PROBLEM TO WORK ON:
Set down all of the data exactly as it appears.

DATA LISTING:
------------------------------

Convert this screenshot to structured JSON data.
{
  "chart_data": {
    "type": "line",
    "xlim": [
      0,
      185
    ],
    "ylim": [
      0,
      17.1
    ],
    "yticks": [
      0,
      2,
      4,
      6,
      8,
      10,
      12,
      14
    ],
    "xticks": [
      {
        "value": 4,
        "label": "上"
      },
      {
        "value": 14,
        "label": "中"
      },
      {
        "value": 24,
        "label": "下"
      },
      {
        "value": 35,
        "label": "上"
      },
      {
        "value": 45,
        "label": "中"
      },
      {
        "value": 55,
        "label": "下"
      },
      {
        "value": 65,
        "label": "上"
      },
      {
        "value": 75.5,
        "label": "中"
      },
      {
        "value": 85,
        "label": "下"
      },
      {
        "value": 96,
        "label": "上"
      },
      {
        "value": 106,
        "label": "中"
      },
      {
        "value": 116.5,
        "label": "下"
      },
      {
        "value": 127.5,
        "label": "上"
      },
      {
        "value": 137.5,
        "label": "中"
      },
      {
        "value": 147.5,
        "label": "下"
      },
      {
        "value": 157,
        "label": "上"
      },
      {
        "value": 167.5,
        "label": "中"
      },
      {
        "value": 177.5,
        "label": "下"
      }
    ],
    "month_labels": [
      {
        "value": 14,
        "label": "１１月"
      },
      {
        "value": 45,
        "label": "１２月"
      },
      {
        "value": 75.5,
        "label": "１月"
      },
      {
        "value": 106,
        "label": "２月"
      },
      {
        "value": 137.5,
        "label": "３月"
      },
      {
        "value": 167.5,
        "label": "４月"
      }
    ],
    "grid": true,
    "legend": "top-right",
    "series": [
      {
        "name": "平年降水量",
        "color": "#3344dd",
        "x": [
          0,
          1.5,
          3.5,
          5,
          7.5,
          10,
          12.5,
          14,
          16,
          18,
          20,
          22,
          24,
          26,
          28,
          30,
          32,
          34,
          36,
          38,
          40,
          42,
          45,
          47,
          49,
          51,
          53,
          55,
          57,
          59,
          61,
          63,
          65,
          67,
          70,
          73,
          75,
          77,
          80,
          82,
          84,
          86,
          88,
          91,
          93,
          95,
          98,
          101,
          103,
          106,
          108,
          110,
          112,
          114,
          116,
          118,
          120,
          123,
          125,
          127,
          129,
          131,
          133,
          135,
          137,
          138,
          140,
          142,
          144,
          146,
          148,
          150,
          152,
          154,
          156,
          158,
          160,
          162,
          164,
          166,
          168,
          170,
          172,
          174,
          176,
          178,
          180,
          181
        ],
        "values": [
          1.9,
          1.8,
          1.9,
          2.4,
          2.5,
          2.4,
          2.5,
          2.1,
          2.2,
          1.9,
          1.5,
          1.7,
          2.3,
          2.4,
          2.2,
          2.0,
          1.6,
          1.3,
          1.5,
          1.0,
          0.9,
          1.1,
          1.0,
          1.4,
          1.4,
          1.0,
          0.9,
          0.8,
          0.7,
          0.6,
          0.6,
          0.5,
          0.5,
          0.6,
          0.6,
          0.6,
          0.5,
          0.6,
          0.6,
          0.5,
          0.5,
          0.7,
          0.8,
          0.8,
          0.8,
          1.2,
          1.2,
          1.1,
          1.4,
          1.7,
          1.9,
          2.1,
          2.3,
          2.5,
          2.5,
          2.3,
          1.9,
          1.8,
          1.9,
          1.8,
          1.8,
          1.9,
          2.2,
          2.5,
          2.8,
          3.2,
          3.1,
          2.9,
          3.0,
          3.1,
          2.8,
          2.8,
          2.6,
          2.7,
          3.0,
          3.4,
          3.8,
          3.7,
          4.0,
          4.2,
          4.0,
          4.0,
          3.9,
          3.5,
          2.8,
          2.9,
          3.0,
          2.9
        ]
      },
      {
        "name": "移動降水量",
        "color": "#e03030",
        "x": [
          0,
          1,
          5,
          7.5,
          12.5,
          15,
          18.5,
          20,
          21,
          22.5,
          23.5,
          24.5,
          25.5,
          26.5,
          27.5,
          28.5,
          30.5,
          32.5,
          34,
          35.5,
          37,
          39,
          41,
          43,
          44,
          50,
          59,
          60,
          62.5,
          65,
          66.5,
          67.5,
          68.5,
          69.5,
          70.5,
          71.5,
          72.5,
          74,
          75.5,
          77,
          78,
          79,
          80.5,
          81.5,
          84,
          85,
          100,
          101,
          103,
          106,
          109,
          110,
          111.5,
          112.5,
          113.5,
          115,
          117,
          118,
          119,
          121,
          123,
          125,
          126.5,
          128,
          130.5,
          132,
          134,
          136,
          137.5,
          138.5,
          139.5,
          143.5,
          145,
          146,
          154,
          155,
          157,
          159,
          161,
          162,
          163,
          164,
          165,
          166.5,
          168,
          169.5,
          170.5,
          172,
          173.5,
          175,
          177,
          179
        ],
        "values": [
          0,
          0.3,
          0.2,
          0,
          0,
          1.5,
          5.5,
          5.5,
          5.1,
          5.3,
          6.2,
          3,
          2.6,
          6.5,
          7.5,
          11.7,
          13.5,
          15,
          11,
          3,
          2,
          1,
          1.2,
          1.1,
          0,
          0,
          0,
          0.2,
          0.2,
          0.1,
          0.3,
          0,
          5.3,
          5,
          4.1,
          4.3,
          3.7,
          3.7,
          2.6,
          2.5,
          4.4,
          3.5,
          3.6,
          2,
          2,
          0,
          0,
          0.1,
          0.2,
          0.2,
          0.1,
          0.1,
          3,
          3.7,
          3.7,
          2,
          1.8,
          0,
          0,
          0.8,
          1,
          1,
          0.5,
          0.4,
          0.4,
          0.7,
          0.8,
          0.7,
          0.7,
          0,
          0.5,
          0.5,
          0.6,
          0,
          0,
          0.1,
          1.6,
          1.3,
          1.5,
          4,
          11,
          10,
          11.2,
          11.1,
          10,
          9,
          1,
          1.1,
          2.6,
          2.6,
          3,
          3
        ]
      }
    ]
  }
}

------------------------------

EXERCISE SOLUTION:
Convert this screenshot to structured JSON data.
{
  "chart_data": {
    "type": "line",
    "xlim": [
      0,
      185
    ],
    "ylim": [
      0,
      17.1
    ],
    "yticks": [
      0,
      2,
      4,
      6,
      8,
      10,
      12,
      14
    ],
    "xticks": [
      {
        "value": 4,
        "label": "上"
      },
      {
        "value": 14,
        "label": "中"
      },
      {
        "value": 24,
        "label": "下"
      },
      {
        "value": 35,
        "label": "上"
      },
      {
        "value": 45,
        "label": "中"
      },
      {
        "value": 55,
        "label": "下"
      },
      {
        "value": 65,
        "label": "上"
      },
      {
        "value": 75.5,
        "label": "中"
      },
      {
        "value": 85,
        "label": "下"
      },
      {
        "value": 96,
        "label": "上"
      },
      {
        "value": 106,
        "label": "中"
      },
      {
        "value": 116.5,
        "label": "下"
      },
      {
        "value": 127.5,
        "label": "上"
      },
      {
        "value": 137.5,
        "label": "中"
      },
      {
        "value": 147.5,
        "label": "下"
      },
      {
        "value": 157,
        "label": "上"
      },
      {
        "value": 167.5,
        "label": "中"
      },
      {
        "value": 177.5,
        "label": "下"
      }
    ],
    "month_labels": [
      {
        "value": 14,
        "label": "１１月"
      },
      {
        "value": 45,
        "label": "１２月"
      },
      {
        "value": 75.5,
        "label": "１月"
      },
      {
        "value": 106,
        "label": "２月"
      },
      {
        "value": 137.5,
        "label": "３月"
      },
      {
        "value": 167.5,
        "label": "４月"
      }
    ],
    "grid": true,
    "legend": "top-right",
    "series": [
      {
        "name": "平年降水量",
        "color": "#3344dd",
        "x": [
          0,
          1.5,
          3.5,
          5,
          7.5,
          10,
          12.5,
          14,
          16,
          18,
          20,
          22,
          24,
          26,
          28,
          30,
          32,
          34,
          36,
          38,
          40,
          42,
          45,
          47,
          49,
          51,
          53,
          55,
          57,
          59,
          61,
          63,
          65,
          67,
          70,
          73,
          75,
          77,
          80,
          82,
          84,
          86,
          88,
          91,
          93,
          95,
          98,
          101,
          103,
          106,
          108,
          110,
          112,
          114,
          116,
          118,
          120,
          123,
          125,
          127,
          129,
          131,
          133,
          135,
          137,
          138,
          140,
          142,
          144,
          146,
          148,
          150,
          152,
          154,
          156,
          158,
          160,
          162,
          164,
          166,
          168,
          170,
          172,
          174,
          176,
          178,
          180,
          181
        ],
        "values": [
          1.9,
          1.8,
          1.9,
          2.4,
          2.5,
          2.4,
          2.5,
          2.1,
          2.2,
          1.9,
          1.5,
          1.7,
          2.3,
          2.4,
          2.2,
          2.0,
          1.6,
          1.3,
          1.5,
          1.0,
          0.9,
          1.1,
          1.0,
          1.4,
          1.4,
          1.0,
          0.9,
          0.8,
          0.7,
          0.6,
          0.6,
          0.5,
          0.5,
          0.6,
          0.6,
          0.6,
          0.5,
          0.6,
          0.6,
          0.5,
          0.5,
          0.7,
          0.8,
          0.8,
          0.8,
          1.2,
          1.2,
          1.1,
          1.4,
          1.7,
          1.9,
          2.1,
          2.3,
          2.5,
          2.5,
          2.3,
          1.9,
          1.8,
          1.9,
          1.8,
          1.8,
          1.9,
          2.2,
          2.5,
          2.8,
          3.2,
          3.1,
          2.9,
          3.0,
          3.1,
          2.8,
          2.8,
          2.6,
          2.7,
          3.0,
          3.4,
          3.8,
          3.7,
          4.0,
          4.2,
          4.0,
          4.0,
          3.9,
          3.5,
          2.8,
          2.9,
          3.0,
          2.9
        ]
      },
      {
        "name": "移動降水量",
        "color": "#e03030",
        "x": [
          0,
          1,
          5,
          7.5,
          12.5,
          15,
          18.5,
          20,
          21,
          22.5,
          23.5,
          24.5,
          25.5,
          26.5,
          27.5,
          28.5,
          30.5,
          32.5,
          34,
          35.5,
          37,
          39,
          41,
          43,
          44,
          50,
          59,
          60,
          62.5,
          65,
          66.5,
          67.5,
          68.5,
          69.5,
          70.5,
          71.5,
          72.5,
          74,
          75.5,
          77,
          78,
          79,
          80.5,
          81.5,
          84,
          85,
          100,
          101,
          103,
          106,
          109,
          110,
          111.5,
          112.5,
          113.5,
          115,
          117,
          118,
          119,
          121,
          123,
          125,
          126.5,
          128,
          130.5,
          132,
          134,
          136,
          137.5,
          138.5,
          139.5,
          143.5,
          145,
          146,
          154,
          155,
          157,
          159,
          161,
          162,
          163,
          164,
          165,
          166.5,
          168,
          169.5,
          170.5,
          172,
          173.5,
          175,
          177,
          179
        ],
        "values": [
          0,
          0.3,
          0.2,
          0,
          0,
          1.5,
          5.5,
          5.5,
          5.1,
          5.3,
          6.2,
          3,
          2.6,
          6.5,
          7.5,
          11.7,
          13.5,
          15,
          11,
          3,
          2,
          1,
          1.2,
          1.1,
          0,
          0,
          0,
          0.2,
          0.2,
          0.1,
          0.3,
          0,
          5.3,
          5,
          4.1,
          4.3,
          3.7,
          3.7,
          2.6,
          2.5,
          4.4,
          3.5,
          3.6,
          2,
          2,
          0,
          0,
          0.1,
          0.2,
          0.2,
          0.1,
          0.1,
          3,
          3.7,
          3.7,
          2,
          1.8,
          0,
          0,
          0.8,
          1,
          1,
          0.5,
          0.4,
          0.4,
          0.7,
          0.8,
          0.7,
          0.7,
          0,
          0.5,
          0.5,
          0.6,
          0,
          0,
          0.1,
          1.6,
          1.3,
          1.5,
          4,
          11,
          10,
          11.2,
          11.1,
          10,
          9,
          1,
          1.1,
          2.6,
          2.6,
          3,
          3
        ]
      }
    ]
  }
}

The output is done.